WHAT YOU WILL DO:
Restate all the material verbatim, except for the pictures.

---------- RECORDED DATA ----------

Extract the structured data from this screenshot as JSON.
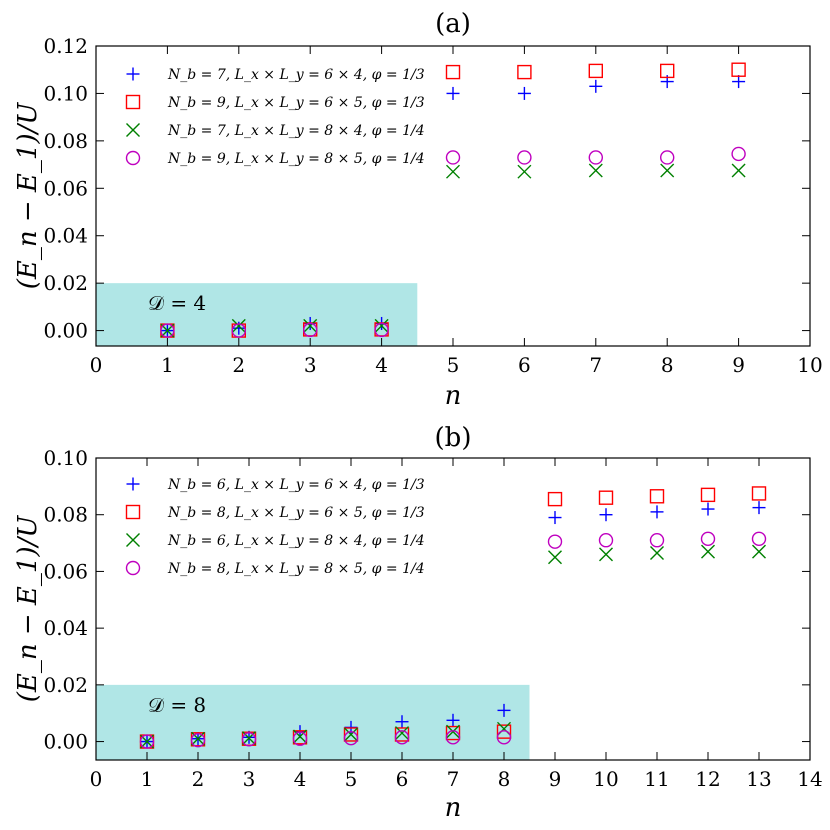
{
  "colors": {
    "plus": "#0000ff",
    "square": "#ff0000",
    "cross": "#008000",
    "circle": "#bf00bf",
    "region": "#b0e6e6"
  },
  "chart_data": [
    {
      "type": "scatter",
      "title": "(a)",
      "xlabel": "n",
      "ylabel": "(E_n − E_1)/U",
      "xlim": [
        0,
        10
      ],
      "ylim": [
        -0.0065,
        0.12
      ],
      "xticks": [
        "0",
        "1",
        "2",
        "3",
        "4",
        "5",
        "6",
        "7",
        "8",
        "9",
        "10"
      ],
      "yticks": [
        "0.00",
        "0.02",
        "0.04",
        "0.06",
        "0.08",
        "0.10",
        "0.12"
      ],
      "region": {
        "x_end": 4.5,
        "y_top": 0.02,
        "label": "𝒟 = 4"
      },
      "series": [
        {
          "name": "N_b = 7, L_x × L_y = 6 × 4, φ = 1/3",
          "marker": "plus",
          "x": [
            1,
            2,
            3,
            4,
            5,
            6,
            7,
            8,
            9
          ],
          "y": [
            0.0,
            0.001,
            0.003,
            0.003,
            0.1,
            0.1,
            0.103,
            0.105,
            0.105
          ]
        },
        {
          "name": "N_b = 9, L_x × L_y = 6 × 5, φ = 1/3",
          "marker": "square",
          "x": [
            1,
            2,
            3,
            4,
            5,
            6,
            7,
            8,
            9
          ],
          "y": [
            0.0,
            0.0,
            0.0005,
            0.0005,
            0.109,
            0.109,
            0.1095,
            0.1095,
            0.11
          ]
        },
        {
          "name": "N_b = 7, L_x × L_y = 8 × 4, φ = 1/4",
          "marker": "cross",
          "x": [
            1,
            2,
            3,
            4,
            5,
            6,
            7,
            8,
            9
          ],
          "y": [
            0.0,
            0.002,
            0.002,
            0.002,
            0.067,
            0.067,
            0.0675,
            0.0675,
            0.0675
          ]
        },
        {
          "name": "N_b = 9, L_x × L_y = 8 × 5, φ = 1/4",
          "marker": "circle",
          "x": [
            1,
            2,
            3,
            4,
            5,
            6,
            7,
            8,
            9
          ],
          "y": [
            0.0,
            0.0,
            0.0003,
            0.0003,
            0.073,
            0.073,
            0.073,
            0.073,
            0.0745
          ]
        }
      ]
    },
    {
      "type": "scatter",
      "title": "(b)",
      "xlabel": "n",
      "ylabel": "(E_n − E_1)/U",
      "xlim": [
        0,
        14
      ],
      "ylim": [
        -0.0065,
        0.1
      ],
      "xticks": [
        "0",
        "1",
        "2",
        "3",
        "4",
        "5",
        "6",
        "7",
        "8",
        "9",
        "10",
        "11",
        "12",
        "13",
        "14"
      ],
      "yticks": [
        "0.00",
        "0.02",
        "0.04",
        "0.06",
        "0.08",
        "0.10"
      ],
      "region": {
        "x_end": 8.5,
        "y_top": 0.02,
        "label": "𝒟 = 8"
      },
      "series": [
        {
          "name": "N_b = 6, L_x × L_y = 6 × 4, φ = 1/3",
          "marker": "plus",
          "x": [
            1,
            2,
            3,
            4,
            5,
            6,
            7,
            8,
            9,
            10,
            11,
            12,
            13
          ],
          "y": [
            0.0,
            0.001,
            0.0015,
            0.0035,
            0.005,
            0.007,
            0.0075,
            0.011,
            0.079,
            0.08,
            0.081,
            0.082,
            0.0825
          ]
        },
        {
          "name": "N_b = 8, L_x × L_y = 6 × 5, φ = 1/3",
          "marker": "square",
          "x": [
            1,
            2,
            3,
            4,
            5,
            6,
            7,
            8,
            9,
            10,
            11,
            12,
            13
          ],
          "y": [
            0.0,
            0.0008,
            0.001,
            0.0015,
            0.0025,
            0.0025,
            0.003,
            0.0035,
            0.0855,
            0.086,
            0.0865,
            0.087,
            0.0875
          ]
        },
        {
          "name": "N_b = 6, L_x × L_y = 8 × 4, φ = 1/4",
          "marker": "cross",
          "x": [
            1,
            2,
            3,
            4,
            5,
            6,
            7,
            8,
            9,
            10,
            11,
            12,
            13
          ],
          "y": [
            0.0,
            0.001,
            0.0012,
            0.0018,
            0.0025,
            0.003,
            0.0035,
            0.0045,
            0.065,
            0.066,
            0.0665,
            0.067,
            0.067
          ]
        },
        {
          "name": "N_b = 8, L_x × L_y = 8 × 5, φ = 1/4",
          "marker": "circle",
          "x": [
            1,
            2,
            3,
            4,
            5,
            6,
            7,
            8,
            9,
            10,
            11,
            12,
            13
          ],
          "y": [
            0.0,
            0.0005,
            0.0008,
            0.001,
            0.0012,
            0.0015,
            0.0015,
            0.0015,
            0.0705,
            0.071,
            0.071,
            0.0715,
            0.0715
          ]
        }
      ]
    }
  ]
}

----------

WRITTEN RESPONSE:
Extract the structured data from this screenshot as JSON.
{
  "colors": {
    "plus": "#0000ff",
    "square": "#ff0000",
    "cross": "#008000",
    "circle": "#bf00bf",
    "region": "#b0e6e6"
  },
  "chart_data": [
    {
      "type": "scatter",
      "title": "(a)",
      "xlabel": "n",
      "ylabel": "(E_n − E_1)/U",
      "xlim": [
        0,
        10
      ],
      "ylim": [
        -0.0065,
        0.12
      ],
      "xticks": [
        "0",
        "1",
        "2",
        "3",
        "4",
        "5",
        "6",
        "7",
        "8",
        "9",
        "10"
      ],
      "yticks": [
        "0.00",
        "0.02",
        "0.04",
        "0.06",
        "0.08",
        "0.10",
        "0.12"
      ],
      "region": {
        "x_end": 4.5,
        "y_top": 0.02,
        "label": "𝒟 = 4"
      },
      "series": [
        {
          "name": "N_b = 7, L_x × L_y = 6 × 4, φ = 1/3",
          "marker": "plus",
          "x": [
            1,
            2,
            3,
            4,
            5,
            6,
            7,
            8,
            9
          ],
          "y": [
            0.0,
            0.001,
            0.003,
            0.003,
            0.1,
            0.1,
            0.103,
            0.105,
            0.105
          ]
        },
        {
          "name": "N_b = 9, L_x × L_y = 6 × 5, φ = 1/3",
          "marker": "square",
          "x": [
            1,
            2,
            3,
            4,
            5,
            6,
            7,
            8,
            9
          ],
          "y": [
            0.0,
            0.0,
            0.0005,
            0.0005,
            0.109,
            0.109,
            0.1095,
            0.1095,
            0.11
          ]
        },
        {
          "name": "N_b = 7, L_x × L_y = 8 × 4, φ = 1/4",
          "marker": "cross",
          "x": [
            1,
            2,
            3,
            4,
            5,
            6,
            7,
            8,
            9
          ],
          "y": [
            0.0,
            0.002,
            0.002,
            0.002,
            0.067,
            0.067,
            0.0675,
            0.0675,
            0.0675
          ]
        },
        {
          "name": "N_b = 9, L_x × L_y = 8 × 5, φ = 1/4",
          "marker": "circle",
          "x": [
            1,
            2,
            3,
            4,
            5,
            6,
            7,
            8,
            9
          ],
          "y": [
            0.0,
            0.0,
            0.0003,
            0.0003,
            0.073,
            0.073,
            0.073,
            0.073,
            0.0745
          ]
        }
      ]
    },
    {
      "type": "scatter",
      "title": "(b)",
      "xlabel": "n",
      "ylabel": "(E_n − E_1)/U",
      "xlim": [
        0,
        14
      ],
      "ylim": [
        -0.0065,
        0.1
      ],
      "xticks": [
        "0",
        "1",
        "2",
        "3",
        "4",
        "5",
        "6",
        "7",
        "8",
        "9",
        "10",
        "11",
        "12",
        "13",
        "14"
      ],
      "yticks": [
        "0.00",
        "0.02",
        "0.04",
        "0.06",
        "0.08",
        "0.10"
      ],
      "region": {
        "x_end": 8.5,
        "y_top": 0.02,
        "label": "𝒟 = 8"
      },
      "series": [
        {
          "name": "N_b = 6, L_x × L_y = 6 × 4, φ = 1/3",
          "marker": "plus",
          "x": [
            1,
            2,
            3,
            4,
            5,
            6,
            7,
            8,
            9,
            10,
            11,
            12,
            13
          ],
          "y": [
            0.0,
            0.001,
            0.0015,
            0.0035,
            0.005,
            0.007,
            0.0075,
            0.011,
            0.079,
            0.08,
            0.081,
            0.082,
            0.0825
          ]
        },
        {
          "name": "N_b = 8, L_x × L_y = 6 × 5, φ = 1/3",
          "marker": "square",
          "x": [
            1,
            2,
            3,
            4,
            5,
            6,
            7,
            8,
            9,
            10,
            11,
            12,
            13
          ],
          "y": [
            0.0,
            0.0008,
            0.001,
            0.0015,
            0.0025,
            0.0025,
            0.003,
            0.0035,
            0.0855,
            0.086,
            0.0865,
            0.087,
            0.0875
          ]
        },
        {
          "name": "N_b = 6, L_x × L_y = 8 × 4, φ = 1/4",
          "marker": "cross",
          "x": [
            1,
            2,
            3,
            4,
            5,
            6,
            7,
            8,
            9,
            10,
            11,
            12,
            13
          ],
          "y": [
            0.0,
            0.001,
            0.0012,
            0.0018,
            0.0025,
            0.003,
            0.0035,
            0.0045,
            0.065,
            0.066,
            0.0665,
            0.067,
            0.067
          ]
        },
        {
          "name": "N_b = 8, L_x × L_y = 8 × 5, φ = 1/4",
          "marker": "circle",
          "x": [
            1,
            2,
            3,
            4,
            5,
            6,
            7,
            8,
            9,
            10,
            11,
            12,
            13
          ],
          "y": [
            0.0,
            0.0005,
            0.0008,
            0.001,
            0.0012,
            0.0015,
            0.0015,
            0.0015,
            0.0705,
            0.071,
            0.071,
            0.0715,
            0.0715
          ]
        }
      ]
    }
  ]
}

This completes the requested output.